Given instruction:
Repeat the material exactly, every line of it.

Material supplied:
—————

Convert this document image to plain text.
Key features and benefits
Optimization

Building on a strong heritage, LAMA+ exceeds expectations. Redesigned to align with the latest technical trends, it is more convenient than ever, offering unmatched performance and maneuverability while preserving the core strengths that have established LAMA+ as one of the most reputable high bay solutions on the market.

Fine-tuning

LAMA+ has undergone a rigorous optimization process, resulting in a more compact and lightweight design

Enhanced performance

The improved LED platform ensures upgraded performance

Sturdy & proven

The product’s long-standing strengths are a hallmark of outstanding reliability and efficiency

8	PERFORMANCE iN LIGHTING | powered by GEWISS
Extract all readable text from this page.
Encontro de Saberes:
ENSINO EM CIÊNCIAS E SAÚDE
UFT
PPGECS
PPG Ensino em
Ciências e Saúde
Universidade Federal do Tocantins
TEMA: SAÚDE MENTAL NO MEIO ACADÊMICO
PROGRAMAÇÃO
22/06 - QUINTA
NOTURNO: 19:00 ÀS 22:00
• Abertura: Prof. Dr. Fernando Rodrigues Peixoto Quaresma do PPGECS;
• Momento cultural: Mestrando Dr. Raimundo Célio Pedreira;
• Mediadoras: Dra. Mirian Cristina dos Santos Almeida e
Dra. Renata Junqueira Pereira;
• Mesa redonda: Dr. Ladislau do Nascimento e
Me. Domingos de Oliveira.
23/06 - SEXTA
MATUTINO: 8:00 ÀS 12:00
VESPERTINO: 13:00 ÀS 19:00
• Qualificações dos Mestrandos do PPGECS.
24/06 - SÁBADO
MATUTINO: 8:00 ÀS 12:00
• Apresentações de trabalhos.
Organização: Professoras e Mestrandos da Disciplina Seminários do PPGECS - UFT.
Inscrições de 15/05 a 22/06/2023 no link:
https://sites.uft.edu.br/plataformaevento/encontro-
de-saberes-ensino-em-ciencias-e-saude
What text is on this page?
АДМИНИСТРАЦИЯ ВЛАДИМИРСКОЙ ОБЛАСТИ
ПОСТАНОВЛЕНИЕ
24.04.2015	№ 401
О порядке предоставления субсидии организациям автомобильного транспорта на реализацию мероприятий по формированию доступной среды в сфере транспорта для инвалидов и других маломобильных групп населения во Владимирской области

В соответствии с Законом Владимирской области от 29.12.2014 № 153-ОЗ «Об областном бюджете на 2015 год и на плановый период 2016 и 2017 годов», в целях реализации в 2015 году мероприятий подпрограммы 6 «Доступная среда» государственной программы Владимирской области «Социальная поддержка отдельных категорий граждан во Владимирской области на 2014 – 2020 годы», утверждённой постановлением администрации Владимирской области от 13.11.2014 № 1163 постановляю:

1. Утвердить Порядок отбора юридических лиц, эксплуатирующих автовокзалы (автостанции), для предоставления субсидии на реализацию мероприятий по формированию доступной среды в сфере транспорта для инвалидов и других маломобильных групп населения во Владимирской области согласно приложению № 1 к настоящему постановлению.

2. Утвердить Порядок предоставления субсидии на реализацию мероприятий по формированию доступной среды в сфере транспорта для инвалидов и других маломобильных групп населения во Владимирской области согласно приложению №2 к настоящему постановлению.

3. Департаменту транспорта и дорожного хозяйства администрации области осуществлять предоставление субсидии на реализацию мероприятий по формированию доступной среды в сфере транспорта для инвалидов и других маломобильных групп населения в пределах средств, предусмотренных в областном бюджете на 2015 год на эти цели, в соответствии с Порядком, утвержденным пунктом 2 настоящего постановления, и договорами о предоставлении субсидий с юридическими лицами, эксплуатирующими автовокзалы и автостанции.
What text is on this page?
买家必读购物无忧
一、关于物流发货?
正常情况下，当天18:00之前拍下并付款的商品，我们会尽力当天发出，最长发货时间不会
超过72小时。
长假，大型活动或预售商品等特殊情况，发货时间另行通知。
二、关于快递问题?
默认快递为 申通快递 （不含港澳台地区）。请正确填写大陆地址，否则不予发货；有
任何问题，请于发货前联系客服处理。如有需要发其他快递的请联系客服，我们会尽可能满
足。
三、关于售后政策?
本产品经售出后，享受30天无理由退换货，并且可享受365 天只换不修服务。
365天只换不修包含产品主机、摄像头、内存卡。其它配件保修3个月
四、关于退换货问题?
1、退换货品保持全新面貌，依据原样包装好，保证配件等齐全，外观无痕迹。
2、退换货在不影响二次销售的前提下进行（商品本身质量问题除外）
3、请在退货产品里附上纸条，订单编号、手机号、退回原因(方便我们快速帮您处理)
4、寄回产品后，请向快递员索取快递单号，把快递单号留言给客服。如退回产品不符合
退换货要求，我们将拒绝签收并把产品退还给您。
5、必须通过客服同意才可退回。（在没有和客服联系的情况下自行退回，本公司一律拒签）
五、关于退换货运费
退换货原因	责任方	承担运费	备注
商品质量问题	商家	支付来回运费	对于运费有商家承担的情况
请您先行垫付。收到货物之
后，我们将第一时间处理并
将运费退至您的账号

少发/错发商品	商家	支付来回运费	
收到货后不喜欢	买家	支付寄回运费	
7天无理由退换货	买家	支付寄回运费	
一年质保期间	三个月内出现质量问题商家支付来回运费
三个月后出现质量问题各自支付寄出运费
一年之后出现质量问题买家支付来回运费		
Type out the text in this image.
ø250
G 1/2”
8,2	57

—————

Task answer:
Convert this document image to plain text.
Key features and benefits
Optimization

Building on a strong heritage, LAMA+ exceeds expectations. Redesigned to align with the latest technical trends, it is more convenient than ever, offering unmatched performance and maneuverability while preserving the core strengths that have established LAMA+ as one of the most reputable high bay solutions on the market.

Fine-tuning

LAMA+ has undergone a rigorous optimization process, resulting in a more compact and lightweight design

Enhanced performance

The improved LED platform ensures upgraded performance

Sturdy & proven

The product’s long-standing strengths are a hallmark of outstanding reliability and efficiency

8	PERFORMANCE iN LIGHTING | powered by GEWISS
Extract all readable text from this page.
Encontro de Saberes:
ENSINO EM CIÊNCIAS E SAÚDE
UFT
PPGECS
PPG Ensino em
Ciências e Saúde
Universidade Federal do Tocantins
TEMA: SAÚDE MENTAL NO MEIO ACADÊMICO
PROGRAMAÇÃO
22/06 - QUINTA
NOTURNO: 19:00 ÀS 22:00
• Abertura: Prof. Dr. Fernando Rodrigues Peixoto Quaresma do PPGECS;
• Momento cultural: Mestrando Dr. Raimundo Célio Pedreira;
• Mediadoras: Dra. Mirian Cristina dos Santos Almeida e
Dra. Renata Junqueira Pereira;
• Mesa redonda: Dr. Ladislau do Nascimento e
Me. Domingos de Oliveira.
23/06 - SEXTA
MATUTINO: 8:00 ÀS 12:00
VESPERTINO: 13:00 ÀS 19:00
• Qualificações dos Mestrandos do PPGECS.
24/06 - SÁBADO
MATUTINO: 8:00 ÀS 12:00
• Apresentações de trabalhos.
Organização: Professoras e Mestrandos da Disciplina Seminários do PPGECS - UFT.
Inscrições de 15/05 a 22/06/2023 no link:
https://sites.uft.edu.br/plataformaevento/encontro-
de-saberes-ensino-em-ciencias-e-saude
What text is on this page?
АДМИНИСТРАЦИЯ ВЛАДИМИРСКОЙ ОБЛАСТИ
ПОСТАНОВЛЕНИЕ
24.04.2015	№ 401
О порядке предоставления субсидии организациям автомобильного транспорта на реализацию мероприятий по формированию доступной среды в сфере транспорта для инвалидов и других маломобильных групп населения во Владимирской области

В соответствии с Законом Владимирской области от 29.12.2014 № 153-ОЗ «Об областном бюджете на 2015 год и на плановый период 2016 и 2017 годов», в целях реализации в 2015 году мероприятий подпрограммы 6 «Доступная среда» государственной программы Владимирской области «Социальная поддержка отдельных категорий граждан во Владимирской области на 2014 – 2020 годы», утверждённой постановлением администрации Владимирской области от 13.11.2014 № 1163 постановляю:

1. Утвердить Порядок отбора юридических лиц, эксплуатирующих автовокзалы (автостанции), для предоставления субсидии на реализацию мероприятий по формированию доступной среды в сфере транспорта для инвалидов и других маломобильных групп населения во Владимирской области согласно приложению № 1 к настоящему постановлению.

2. Утвердить Порядок предоставления субсидии на реализацию мероприятий по формированию доступной среды в сфере транспорта для инвалидов и других маломобильных групп населения во Владимирской области согласно приложению №2 к настоящему постановлению.

3. Департаменту транспорта и дорожного хозяйства администрации области осуществлять предоставление субсидии на реализацию мероприятий по формированию доступной среды в сфере транспорта для инвалидов и других маломобильных групп населения в пределах средств, предусмотренных в областном бюджете на 2015 год на эти цели, в соответствии с Порядком, утвержденным пунктом 2 настоящего постановления, и договорами о предоставлении субсидий с юридическими лицами, эксплуатирующими автовокзалы и автостанции.
What text is on this page?
买家必读购物无忧
一、关于物流发货?
正常情况下，当天18:00之前拍下并付款的商品，我们会尽力当天发出，最长发货时间不会
超过72小时。
长假，大型活动或预售商品等特殊情况，发货时间另行通知。
二、关于快递问题?
默认快递为 申通快递 （不含港澳台地区）。请正确填写大陆地址，否则不予发货；有
任何问题，请于发货前联系客服处理。如有需要发其他快递的请联系客服，我们会尽可能满
足。
三、关于售后政策?
本产品经售出后，享受30天无理由退换货，并且可享受365 天只换不修服务。
365天只换不修包含产品主机、摄像头、内存卡。其它配件保修3个月
四、关于退换货问题?
1、退换货品保持全新面貌，依据原样包装好，保证配件等齐全，外观无痕迹。
2、退换货在不影响二次销售的前提下进行（商品本身质量问题除外）
3、请在退货产品里附上纸条，订单编号、手机号、退回原因(方便我们快速帮您处理)
4、寄回产品后，请向快递员索取快递单号，把快递单号留言给客服。如退回产品不符合
退换货要求，我们将拒绝签收并把产品退还给您。
5、必须通过客服同意才可退回。（在没有和客服联系的情况下自行退回，本公司一律拒签）
五、关于退换货运费
退换货原因	责任方	承担运费	备注
商品质量问题	商家	支付来回运费	对于运费有商家承担的情况
请您先行垫付。收到货物之
后，我们将第一时间处理并
将运费退至您的账号

少发/错发商品	商家	支付来回运费	
收到货后不喜欢	买家	支付寄回运费	
7天无理由退换货	买家	支付寄回运费	
一年质保期间	三个月内出现质量问题商家支付来回运费
三个月后出现质量问题各自支付寄出运费
一年之后出现质量问题买家支付来回运费		
Type out the text in this image.
ø250
G 1/2”
8,2	57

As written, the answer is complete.